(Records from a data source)
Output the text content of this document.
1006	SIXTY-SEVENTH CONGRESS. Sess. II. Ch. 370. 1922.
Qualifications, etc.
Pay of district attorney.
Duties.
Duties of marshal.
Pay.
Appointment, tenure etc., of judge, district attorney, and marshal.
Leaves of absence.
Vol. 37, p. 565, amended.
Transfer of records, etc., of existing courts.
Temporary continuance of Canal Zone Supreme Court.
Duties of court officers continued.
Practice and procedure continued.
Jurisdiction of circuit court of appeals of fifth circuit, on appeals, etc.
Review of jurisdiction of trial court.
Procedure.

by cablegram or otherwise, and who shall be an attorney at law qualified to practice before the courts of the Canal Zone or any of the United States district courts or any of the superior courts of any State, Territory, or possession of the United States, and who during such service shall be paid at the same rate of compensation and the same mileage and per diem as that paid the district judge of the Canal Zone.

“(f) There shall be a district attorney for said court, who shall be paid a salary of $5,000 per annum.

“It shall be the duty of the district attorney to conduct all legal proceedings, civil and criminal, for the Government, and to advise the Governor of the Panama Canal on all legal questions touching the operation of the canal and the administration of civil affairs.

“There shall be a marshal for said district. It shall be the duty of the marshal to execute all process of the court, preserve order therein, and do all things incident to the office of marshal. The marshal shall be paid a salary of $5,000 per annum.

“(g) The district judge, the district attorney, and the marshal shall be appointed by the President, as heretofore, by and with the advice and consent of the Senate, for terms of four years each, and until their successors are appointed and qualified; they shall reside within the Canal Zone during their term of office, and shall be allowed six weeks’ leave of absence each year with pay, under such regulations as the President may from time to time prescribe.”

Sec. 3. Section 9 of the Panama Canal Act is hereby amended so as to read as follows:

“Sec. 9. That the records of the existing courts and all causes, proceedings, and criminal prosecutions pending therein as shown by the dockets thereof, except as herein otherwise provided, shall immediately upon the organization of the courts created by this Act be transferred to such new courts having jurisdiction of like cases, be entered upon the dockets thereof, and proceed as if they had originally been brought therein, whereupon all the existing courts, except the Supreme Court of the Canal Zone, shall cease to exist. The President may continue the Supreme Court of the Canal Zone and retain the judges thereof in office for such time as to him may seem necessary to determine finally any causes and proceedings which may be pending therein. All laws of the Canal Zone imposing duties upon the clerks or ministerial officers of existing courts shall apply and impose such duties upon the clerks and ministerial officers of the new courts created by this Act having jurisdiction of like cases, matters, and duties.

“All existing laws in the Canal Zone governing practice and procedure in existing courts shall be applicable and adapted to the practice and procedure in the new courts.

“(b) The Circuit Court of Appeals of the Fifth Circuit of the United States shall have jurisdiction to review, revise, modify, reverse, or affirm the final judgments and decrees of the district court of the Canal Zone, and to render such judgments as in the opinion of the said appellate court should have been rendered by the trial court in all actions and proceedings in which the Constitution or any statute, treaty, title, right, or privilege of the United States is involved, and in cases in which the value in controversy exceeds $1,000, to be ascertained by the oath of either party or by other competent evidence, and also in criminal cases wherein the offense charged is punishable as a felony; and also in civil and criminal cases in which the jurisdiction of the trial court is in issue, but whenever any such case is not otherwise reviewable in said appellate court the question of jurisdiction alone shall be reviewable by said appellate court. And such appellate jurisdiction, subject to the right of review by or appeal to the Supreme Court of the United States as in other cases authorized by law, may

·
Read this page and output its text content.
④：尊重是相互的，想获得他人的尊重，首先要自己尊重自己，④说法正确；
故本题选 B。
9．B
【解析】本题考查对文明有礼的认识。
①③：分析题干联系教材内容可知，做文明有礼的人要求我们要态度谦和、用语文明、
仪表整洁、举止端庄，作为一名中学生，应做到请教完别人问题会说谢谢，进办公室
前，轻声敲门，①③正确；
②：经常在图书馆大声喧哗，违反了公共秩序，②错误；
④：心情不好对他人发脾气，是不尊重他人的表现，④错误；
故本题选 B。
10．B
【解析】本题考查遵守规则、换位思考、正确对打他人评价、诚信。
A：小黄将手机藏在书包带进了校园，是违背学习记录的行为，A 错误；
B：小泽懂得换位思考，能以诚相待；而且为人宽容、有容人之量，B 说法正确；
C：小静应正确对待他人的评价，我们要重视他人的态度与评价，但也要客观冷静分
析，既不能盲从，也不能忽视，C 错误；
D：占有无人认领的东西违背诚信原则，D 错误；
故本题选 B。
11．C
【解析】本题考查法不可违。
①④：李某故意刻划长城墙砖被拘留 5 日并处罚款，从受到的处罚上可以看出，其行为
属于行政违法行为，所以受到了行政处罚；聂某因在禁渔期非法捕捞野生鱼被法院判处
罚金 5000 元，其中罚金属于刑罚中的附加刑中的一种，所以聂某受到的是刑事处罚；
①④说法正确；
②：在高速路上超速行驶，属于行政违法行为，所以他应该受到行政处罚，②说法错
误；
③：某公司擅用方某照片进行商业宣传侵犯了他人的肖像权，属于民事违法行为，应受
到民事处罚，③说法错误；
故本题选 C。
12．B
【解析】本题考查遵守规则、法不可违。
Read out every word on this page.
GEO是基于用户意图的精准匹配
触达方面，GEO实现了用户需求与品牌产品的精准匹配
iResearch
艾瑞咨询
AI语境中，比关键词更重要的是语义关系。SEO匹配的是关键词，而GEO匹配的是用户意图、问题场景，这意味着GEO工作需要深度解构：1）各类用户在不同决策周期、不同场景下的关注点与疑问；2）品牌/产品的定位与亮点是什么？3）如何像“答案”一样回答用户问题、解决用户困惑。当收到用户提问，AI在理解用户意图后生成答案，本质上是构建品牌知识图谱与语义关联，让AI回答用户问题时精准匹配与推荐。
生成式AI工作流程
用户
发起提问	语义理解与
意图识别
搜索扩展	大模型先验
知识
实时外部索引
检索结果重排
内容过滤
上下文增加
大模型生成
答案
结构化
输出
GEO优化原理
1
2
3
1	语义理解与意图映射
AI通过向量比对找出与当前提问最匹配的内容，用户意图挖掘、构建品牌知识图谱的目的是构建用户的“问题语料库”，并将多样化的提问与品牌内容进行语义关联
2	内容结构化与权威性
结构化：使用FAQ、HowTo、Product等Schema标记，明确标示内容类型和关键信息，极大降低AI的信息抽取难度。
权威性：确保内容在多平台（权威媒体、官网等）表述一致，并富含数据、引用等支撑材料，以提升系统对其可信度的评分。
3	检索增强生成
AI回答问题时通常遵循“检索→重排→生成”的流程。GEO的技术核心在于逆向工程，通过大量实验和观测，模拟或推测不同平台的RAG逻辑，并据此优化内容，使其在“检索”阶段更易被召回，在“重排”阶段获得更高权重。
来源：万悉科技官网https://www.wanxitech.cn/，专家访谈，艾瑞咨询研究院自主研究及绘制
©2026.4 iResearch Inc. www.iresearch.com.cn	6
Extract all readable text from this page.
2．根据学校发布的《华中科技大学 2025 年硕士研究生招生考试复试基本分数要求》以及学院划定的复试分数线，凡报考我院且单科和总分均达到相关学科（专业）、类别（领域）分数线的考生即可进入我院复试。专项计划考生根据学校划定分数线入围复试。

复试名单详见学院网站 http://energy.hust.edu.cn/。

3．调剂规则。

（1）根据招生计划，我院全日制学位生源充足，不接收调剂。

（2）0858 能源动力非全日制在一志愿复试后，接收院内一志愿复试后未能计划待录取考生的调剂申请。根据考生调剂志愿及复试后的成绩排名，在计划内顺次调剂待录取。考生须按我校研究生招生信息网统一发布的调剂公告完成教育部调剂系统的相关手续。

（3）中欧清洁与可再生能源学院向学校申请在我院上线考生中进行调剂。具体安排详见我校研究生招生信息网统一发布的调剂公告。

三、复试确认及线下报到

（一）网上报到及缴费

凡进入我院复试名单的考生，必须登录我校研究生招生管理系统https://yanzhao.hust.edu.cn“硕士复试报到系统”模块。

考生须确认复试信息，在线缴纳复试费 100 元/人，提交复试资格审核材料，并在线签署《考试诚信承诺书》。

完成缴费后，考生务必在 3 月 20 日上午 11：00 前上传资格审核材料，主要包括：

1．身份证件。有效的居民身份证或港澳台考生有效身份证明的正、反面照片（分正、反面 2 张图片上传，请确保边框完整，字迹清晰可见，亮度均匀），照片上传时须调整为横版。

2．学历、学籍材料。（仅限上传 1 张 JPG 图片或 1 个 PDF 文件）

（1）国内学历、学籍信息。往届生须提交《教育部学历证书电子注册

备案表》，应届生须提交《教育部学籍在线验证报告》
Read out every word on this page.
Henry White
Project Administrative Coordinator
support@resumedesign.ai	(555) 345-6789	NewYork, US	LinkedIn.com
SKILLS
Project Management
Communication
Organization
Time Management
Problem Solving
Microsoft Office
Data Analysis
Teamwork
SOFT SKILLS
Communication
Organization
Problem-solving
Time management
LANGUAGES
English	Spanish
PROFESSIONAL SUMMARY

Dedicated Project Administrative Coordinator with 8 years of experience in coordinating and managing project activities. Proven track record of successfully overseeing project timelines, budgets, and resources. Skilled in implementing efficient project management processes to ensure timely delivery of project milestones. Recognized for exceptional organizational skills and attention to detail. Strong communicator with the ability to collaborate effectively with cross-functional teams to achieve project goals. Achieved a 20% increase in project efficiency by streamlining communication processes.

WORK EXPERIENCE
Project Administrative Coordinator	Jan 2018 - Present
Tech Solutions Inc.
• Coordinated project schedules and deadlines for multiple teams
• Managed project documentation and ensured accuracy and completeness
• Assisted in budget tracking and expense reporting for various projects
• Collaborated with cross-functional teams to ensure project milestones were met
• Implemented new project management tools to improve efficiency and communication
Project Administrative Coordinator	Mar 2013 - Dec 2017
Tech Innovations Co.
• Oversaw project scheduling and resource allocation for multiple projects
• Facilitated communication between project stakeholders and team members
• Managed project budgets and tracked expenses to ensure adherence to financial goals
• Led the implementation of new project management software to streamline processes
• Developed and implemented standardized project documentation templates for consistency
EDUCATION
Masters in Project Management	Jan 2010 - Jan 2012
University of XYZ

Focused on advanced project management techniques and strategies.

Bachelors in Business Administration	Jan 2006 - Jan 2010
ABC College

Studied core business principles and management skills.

- Stated task -
Read the entries and select each line where the word "salary" is found.

- Task solution -
“(f) There shall be a district attorney for said court, who shall be paid a salary of $5,000 per annum.
“There shall be a marshal for said district. It shall be the duty of the marshal to execute all process of the court, preserve order therein, and do all things incident to the office of marshal. The marshal shall be paid a salary of $5,000 per annum.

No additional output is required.